Task to carry out:
Identify each line below containing the string "marker" and copy it.

Working data:
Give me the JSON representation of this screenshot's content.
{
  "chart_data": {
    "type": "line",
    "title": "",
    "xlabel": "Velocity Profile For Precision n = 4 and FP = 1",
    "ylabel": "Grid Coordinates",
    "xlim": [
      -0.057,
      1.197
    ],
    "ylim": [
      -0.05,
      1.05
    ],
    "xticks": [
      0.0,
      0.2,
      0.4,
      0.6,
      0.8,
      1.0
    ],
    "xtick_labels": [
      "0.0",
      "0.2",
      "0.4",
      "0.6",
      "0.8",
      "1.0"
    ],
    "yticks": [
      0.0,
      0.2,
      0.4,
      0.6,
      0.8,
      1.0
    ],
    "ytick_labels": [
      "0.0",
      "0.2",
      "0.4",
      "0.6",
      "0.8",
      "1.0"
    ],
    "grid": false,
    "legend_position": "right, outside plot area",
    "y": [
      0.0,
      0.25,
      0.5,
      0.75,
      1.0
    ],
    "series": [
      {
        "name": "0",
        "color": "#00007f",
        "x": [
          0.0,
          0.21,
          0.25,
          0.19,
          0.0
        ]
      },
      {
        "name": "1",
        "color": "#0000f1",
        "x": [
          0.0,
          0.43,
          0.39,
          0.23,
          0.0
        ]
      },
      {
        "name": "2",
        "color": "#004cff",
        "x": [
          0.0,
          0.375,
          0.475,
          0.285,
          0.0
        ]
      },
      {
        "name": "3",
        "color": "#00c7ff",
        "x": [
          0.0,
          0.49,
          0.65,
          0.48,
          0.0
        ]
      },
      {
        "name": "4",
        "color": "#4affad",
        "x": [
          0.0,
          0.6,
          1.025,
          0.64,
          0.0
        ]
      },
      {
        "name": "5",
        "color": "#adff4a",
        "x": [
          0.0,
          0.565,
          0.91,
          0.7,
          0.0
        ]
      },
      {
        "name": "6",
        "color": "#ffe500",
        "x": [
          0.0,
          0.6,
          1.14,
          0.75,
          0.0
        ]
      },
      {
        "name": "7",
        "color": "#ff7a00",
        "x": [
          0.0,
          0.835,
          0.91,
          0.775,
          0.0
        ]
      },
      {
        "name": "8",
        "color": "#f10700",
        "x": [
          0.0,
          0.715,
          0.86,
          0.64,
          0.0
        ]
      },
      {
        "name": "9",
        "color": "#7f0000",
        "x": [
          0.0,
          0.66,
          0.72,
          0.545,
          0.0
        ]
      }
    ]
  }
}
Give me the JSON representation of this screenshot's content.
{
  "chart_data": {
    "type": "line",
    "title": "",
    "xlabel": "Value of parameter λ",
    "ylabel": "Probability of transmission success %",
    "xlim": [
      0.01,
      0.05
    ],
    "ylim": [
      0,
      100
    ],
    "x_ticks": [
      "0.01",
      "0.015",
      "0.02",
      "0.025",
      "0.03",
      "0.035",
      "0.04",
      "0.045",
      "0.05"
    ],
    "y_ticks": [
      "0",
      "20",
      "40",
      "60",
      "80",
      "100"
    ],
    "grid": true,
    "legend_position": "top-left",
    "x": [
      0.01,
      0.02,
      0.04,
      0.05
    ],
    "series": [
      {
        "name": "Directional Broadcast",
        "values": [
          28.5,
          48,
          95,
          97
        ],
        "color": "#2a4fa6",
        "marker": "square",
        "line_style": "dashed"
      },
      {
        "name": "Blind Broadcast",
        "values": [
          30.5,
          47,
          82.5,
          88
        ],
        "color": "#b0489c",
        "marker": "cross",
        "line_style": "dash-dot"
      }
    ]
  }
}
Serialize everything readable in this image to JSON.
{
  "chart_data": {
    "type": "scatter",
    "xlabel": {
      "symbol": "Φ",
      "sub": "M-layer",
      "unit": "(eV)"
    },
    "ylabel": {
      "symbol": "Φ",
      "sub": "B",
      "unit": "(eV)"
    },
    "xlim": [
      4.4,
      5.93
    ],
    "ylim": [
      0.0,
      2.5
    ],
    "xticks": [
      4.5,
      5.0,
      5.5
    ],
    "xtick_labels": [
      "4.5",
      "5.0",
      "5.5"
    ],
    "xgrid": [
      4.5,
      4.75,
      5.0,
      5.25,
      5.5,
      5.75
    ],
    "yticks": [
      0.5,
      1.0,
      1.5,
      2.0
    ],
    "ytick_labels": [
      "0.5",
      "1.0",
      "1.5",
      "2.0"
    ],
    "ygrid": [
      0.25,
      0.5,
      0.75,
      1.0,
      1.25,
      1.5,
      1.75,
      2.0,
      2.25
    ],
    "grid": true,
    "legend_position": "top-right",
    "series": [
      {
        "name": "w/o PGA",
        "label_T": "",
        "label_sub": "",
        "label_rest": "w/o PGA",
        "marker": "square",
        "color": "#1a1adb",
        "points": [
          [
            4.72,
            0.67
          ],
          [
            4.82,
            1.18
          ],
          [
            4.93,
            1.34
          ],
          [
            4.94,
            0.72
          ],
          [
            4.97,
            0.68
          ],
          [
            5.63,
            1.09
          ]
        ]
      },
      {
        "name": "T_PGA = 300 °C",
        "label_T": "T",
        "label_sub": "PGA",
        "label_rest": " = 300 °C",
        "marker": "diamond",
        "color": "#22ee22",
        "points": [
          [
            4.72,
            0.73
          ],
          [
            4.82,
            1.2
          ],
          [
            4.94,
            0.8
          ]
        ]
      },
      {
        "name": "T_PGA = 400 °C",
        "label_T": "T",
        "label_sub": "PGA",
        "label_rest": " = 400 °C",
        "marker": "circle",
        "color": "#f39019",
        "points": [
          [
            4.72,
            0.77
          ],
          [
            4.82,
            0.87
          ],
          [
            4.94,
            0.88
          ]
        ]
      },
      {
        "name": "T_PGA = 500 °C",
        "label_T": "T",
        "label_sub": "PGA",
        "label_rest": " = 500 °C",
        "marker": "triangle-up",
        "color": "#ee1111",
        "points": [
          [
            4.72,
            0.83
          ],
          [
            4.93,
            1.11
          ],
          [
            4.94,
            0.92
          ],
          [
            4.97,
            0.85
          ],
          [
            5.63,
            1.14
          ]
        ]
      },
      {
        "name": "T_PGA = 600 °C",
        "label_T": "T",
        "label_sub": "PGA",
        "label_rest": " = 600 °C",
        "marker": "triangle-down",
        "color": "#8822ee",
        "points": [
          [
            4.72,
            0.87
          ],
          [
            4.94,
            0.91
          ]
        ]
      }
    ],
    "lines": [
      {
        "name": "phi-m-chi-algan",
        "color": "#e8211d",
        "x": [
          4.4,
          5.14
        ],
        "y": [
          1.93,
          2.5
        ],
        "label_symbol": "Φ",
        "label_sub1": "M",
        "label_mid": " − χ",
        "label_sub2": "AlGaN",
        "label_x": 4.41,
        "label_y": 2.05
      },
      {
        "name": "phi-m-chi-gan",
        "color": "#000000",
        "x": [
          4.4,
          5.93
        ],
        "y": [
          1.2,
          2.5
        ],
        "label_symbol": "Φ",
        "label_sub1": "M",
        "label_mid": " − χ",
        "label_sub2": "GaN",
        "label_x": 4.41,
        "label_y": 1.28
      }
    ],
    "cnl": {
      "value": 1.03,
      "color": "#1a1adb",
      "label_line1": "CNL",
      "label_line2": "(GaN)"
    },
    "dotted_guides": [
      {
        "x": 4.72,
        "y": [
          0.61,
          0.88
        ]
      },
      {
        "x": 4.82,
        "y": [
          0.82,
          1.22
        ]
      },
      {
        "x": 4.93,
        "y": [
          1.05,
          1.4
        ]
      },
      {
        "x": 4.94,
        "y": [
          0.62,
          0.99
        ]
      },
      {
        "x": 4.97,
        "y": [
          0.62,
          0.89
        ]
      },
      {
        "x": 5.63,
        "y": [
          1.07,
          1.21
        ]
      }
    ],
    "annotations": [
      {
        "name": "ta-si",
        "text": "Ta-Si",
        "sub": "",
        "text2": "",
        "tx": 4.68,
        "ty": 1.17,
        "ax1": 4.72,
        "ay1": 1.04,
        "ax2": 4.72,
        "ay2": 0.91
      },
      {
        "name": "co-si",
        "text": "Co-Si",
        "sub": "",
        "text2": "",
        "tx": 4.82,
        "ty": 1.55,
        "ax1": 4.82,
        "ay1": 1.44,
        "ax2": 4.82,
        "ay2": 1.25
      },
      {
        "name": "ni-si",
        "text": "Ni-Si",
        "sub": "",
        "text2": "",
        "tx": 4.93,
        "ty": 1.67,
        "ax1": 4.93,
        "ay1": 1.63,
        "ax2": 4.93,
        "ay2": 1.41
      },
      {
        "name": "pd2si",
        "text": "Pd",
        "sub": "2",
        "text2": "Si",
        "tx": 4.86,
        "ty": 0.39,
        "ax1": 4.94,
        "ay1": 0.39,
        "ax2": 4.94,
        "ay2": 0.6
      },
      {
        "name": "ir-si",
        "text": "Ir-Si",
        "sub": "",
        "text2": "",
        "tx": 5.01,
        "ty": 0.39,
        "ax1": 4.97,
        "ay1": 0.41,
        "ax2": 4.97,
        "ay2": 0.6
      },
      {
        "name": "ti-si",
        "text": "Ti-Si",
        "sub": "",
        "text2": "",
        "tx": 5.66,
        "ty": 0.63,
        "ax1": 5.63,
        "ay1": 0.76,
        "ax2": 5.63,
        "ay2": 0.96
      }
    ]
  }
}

Expected output:
        "marker": "square",
        "marker": "cross",
        "marker": "square",
        "marker": "diamond",
        "marker": "circle",
        "marker": "triangle-up",
        "marker": "triangle-down",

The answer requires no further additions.